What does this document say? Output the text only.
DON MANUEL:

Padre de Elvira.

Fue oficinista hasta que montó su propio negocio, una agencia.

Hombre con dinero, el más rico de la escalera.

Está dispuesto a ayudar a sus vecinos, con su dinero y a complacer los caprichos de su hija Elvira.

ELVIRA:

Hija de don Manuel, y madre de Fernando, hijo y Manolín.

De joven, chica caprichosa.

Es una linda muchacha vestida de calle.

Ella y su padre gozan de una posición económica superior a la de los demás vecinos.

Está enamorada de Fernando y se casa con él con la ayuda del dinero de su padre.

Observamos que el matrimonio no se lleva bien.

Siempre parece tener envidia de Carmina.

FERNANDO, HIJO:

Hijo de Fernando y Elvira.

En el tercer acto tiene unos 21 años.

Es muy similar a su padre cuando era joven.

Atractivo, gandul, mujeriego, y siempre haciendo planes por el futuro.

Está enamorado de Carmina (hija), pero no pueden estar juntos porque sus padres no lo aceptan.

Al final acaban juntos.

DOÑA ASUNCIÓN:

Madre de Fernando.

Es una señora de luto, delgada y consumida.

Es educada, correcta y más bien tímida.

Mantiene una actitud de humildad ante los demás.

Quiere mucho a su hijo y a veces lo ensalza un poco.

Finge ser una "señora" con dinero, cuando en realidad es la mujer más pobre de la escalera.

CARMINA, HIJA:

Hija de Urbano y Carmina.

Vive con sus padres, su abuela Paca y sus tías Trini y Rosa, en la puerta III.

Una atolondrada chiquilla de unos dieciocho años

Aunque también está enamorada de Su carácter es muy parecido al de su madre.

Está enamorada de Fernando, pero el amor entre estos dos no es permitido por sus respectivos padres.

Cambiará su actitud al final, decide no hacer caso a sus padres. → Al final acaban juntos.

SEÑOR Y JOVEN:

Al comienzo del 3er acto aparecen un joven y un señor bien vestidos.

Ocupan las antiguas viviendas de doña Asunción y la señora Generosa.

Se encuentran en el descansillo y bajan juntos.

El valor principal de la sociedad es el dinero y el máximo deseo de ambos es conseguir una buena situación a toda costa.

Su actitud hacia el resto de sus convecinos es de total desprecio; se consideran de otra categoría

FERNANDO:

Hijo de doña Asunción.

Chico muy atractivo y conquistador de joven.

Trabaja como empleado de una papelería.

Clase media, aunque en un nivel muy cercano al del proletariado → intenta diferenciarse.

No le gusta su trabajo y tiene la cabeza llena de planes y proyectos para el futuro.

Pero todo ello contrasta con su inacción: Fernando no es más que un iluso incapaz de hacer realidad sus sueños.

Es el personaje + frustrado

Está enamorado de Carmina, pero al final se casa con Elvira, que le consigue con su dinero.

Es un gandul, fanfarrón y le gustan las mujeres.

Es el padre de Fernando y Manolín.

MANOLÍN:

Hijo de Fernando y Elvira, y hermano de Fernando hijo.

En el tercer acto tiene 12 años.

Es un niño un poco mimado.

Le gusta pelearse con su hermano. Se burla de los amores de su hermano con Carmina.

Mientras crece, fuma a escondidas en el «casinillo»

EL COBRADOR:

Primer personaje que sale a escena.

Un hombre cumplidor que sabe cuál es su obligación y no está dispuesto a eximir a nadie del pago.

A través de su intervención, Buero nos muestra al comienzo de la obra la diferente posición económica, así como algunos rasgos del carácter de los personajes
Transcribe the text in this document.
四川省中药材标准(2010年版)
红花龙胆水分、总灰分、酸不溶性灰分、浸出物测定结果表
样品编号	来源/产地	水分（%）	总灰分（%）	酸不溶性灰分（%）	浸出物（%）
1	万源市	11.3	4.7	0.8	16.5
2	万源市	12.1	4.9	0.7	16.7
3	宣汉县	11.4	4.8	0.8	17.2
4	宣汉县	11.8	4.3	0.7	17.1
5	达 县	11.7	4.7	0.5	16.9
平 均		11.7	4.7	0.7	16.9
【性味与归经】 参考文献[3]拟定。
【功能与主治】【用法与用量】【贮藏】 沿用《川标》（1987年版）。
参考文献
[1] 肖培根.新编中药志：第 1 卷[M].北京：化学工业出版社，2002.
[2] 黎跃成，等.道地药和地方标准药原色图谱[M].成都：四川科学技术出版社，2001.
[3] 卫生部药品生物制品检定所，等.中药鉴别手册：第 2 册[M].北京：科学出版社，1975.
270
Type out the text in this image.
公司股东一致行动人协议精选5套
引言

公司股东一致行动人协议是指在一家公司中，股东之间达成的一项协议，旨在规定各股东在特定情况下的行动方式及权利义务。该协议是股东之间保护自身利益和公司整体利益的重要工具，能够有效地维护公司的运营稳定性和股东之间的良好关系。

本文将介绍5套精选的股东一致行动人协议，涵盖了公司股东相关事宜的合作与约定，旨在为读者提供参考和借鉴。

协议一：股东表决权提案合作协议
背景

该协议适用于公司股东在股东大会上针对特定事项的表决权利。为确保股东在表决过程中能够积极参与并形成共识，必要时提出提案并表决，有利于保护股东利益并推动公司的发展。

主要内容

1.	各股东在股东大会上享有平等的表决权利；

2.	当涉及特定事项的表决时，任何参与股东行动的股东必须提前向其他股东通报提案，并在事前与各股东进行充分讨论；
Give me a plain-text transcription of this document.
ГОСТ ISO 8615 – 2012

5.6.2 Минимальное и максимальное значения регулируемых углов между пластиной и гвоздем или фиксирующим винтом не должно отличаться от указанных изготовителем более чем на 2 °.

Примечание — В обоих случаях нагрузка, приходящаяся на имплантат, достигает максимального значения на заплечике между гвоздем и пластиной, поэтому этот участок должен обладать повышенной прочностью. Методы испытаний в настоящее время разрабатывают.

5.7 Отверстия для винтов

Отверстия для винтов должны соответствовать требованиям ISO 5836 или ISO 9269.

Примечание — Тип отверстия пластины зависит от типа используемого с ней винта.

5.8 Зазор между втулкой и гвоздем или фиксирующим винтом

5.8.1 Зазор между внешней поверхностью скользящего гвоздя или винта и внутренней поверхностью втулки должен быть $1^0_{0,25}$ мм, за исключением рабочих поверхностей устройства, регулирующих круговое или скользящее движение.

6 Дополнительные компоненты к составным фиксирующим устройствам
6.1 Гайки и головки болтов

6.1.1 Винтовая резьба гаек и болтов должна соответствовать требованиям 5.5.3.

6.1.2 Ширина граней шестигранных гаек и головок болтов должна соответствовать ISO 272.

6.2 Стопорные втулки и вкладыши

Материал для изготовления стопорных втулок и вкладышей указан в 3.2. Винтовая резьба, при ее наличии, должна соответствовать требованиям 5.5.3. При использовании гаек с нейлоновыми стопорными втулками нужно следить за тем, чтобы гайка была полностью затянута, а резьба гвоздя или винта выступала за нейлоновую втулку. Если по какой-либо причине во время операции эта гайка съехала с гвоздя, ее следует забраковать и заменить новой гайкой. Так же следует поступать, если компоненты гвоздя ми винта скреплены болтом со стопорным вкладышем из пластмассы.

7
***
**PROBLEM DESCRIPTION**
Within the listing above, find every line containing the string "document" and return it.

**IN RESPONSE**
What does this document say? Output the text only.
Transcribe the text in this document.
Give me a plain-text transcription of this document.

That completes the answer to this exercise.